# START OF Records for the task

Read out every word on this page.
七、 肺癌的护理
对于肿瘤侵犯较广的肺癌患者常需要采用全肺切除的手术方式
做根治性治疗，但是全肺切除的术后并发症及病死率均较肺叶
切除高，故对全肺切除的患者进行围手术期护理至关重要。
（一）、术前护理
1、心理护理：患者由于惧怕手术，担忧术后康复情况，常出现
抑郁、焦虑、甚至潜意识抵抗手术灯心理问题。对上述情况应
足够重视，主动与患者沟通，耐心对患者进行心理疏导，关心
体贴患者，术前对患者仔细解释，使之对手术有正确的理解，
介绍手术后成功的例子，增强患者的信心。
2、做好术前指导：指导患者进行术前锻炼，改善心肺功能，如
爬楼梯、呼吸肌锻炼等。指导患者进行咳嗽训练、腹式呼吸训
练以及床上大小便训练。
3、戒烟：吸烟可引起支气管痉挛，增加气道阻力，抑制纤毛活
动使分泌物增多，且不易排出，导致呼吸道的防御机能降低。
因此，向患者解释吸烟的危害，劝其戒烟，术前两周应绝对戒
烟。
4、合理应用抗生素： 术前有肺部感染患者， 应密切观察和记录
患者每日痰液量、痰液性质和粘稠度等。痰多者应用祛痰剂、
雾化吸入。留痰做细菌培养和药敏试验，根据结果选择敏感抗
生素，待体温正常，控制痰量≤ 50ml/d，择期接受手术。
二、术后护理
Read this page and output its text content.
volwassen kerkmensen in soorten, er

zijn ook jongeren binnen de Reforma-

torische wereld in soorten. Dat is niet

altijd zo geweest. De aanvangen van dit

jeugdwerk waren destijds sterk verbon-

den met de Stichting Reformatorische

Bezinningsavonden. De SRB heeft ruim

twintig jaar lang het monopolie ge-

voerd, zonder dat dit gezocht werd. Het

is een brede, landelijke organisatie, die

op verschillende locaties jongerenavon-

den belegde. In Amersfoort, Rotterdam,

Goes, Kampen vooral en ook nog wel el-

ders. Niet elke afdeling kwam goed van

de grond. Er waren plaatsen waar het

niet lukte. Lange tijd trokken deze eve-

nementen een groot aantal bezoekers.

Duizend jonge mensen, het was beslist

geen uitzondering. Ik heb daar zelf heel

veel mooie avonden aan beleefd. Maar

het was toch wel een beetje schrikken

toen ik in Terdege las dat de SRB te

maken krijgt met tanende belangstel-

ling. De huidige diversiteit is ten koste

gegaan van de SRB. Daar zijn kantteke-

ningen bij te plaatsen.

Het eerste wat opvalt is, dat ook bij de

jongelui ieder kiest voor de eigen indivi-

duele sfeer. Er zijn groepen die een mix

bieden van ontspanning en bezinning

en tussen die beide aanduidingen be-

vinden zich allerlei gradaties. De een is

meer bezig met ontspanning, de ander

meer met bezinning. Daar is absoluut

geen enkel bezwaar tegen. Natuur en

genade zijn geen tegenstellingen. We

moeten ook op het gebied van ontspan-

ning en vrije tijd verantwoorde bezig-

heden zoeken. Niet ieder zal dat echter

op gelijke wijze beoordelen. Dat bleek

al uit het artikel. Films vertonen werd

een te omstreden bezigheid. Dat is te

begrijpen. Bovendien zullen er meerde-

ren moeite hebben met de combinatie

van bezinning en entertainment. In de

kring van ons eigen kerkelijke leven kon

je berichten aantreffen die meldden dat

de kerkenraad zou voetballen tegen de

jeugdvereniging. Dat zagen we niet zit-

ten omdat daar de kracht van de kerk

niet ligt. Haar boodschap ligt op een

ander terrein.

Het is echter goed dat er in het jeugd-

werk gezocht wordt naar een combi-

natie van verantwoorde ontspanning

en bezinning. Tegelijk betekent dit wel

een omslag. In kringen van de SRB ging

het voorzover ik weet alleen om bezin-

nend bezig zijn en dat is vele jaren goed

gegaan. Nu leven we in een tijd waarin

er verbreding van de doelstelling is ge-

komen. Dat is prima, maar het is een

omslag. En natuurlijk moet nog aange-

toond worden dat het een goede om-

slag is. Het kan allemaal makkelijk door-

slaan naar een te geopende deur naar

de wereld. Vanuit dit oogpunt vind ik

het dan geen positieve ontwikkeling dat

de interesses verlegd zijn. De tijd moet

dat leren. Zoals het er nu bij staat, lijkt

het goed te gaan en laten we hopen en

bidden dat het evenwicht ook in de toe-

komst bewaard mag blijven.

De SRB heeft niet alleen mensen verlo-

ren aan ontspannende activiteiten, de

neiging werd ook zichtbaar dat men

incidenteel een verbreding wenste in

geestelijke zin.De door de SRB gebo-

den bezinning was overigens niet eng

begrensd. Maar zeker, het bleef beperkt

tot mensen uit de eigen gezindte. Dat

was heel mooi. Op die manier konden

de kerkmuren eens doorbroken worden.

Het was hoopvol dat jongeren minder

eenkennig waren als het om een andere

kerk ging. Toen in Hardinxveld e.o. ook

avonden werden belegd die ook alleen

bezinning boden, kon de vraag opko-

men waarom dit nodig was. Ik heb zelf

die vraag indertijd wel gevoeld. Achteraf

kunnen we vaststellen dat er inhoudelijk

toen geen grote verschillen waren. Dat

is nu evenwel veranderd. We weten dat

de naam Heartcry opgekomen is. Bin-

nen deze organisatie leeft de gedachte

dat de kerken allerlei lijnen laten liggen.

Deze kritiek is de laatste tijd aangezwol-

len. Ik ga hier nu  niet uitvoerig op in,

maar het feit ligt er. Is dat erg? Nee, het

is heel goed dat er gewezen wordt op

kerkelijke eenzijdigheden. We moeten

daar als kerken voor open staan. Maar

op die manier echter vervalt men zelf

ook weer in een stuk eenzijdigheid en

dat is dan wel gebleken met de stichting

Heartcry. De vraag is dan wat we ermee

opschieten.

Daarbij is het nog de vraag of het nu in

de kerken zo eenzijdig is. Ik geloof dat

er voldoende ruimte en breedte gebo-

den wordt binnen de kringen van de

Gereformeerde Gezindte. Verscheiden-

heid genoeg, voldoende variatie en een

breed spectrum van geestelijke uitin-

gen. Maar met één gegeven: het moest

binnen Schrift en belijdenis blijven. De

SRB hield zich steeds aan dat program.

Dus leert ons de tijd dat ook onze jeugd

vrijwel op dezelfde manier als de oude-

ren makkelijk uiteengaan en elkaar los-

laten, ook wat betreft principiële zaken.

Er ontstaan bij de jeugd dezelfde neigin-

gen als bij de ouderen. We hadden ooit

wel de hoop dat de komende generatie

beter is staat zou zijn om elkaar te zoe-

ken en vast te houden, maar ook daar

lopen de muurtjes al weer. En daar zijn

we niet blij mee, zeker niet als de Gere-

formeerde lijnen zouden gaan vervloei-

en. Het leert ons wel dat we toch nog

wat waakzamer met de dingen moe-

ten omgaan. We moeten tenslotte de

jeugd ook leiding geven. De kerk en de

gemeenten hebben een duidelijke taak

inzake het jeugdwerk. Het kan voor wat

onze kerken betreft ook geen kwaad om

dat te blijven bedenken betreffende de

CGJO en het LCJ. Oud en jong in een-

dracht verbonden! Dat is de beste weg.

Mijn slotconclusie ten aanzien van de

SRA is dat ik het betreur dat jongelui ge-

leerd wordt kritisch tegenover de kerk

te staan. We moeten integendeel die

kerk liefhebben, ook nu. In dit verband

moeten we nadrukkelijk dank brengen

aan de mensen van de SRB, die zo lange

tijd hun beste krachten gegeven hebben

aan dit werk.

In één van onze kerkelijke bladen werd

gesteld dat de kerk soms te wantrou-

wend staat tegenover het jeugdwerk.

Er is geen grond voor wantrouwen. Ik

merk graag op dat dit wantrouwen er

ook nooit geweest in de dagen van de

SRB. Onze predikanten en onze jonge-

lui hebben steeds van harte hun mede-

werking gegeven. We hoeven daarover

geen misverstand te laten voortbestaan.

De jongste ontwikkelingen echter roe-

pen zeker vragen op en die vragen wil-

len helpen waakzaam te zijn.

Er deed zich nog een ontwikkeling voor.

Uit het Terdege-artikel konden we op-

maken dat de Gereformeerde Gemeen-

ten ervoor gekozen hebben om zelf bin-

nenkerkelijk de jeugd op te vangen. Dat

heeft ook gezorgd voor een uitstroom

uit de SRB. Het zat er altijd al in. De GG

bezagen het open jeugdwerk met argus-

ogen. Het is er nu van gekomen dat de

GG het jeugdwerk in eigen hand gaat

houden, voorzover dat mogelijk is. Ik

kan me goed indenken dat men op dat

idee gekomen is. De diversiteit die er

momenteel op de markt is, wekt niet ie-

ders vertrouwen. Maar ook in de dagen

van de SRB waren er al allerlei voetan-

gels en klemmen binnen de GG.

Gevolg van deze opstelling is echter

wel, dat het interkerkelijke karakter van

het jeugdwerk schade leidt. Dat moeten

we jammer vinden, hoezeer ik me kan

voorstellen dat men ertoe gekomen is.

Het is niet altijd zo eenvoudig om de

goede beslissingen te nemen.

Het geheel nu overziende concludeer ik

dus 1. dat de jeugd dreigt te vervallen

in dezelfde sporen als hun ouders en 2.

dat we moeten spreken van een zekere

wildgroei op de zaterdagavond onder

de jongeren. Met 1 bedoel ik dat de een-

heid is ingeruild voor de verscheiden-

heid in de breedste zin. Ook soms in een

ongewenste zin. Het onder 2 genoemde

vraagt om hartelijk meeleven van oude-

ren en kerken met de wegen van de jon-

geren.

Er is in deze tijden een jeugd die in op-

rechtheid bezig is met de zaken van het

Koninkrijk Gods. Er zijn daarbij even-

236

# END OF Records for the task

Work to complete:
Every line in the data above that contains "binnen" needs to be copied.

Solution to the exercise:
zijn ook jongeren binnen de Reforma-
den wordt binnen de kringen van de
binnen Schrift en belijdenis blijven. De
gels en klemmen binnen de GG.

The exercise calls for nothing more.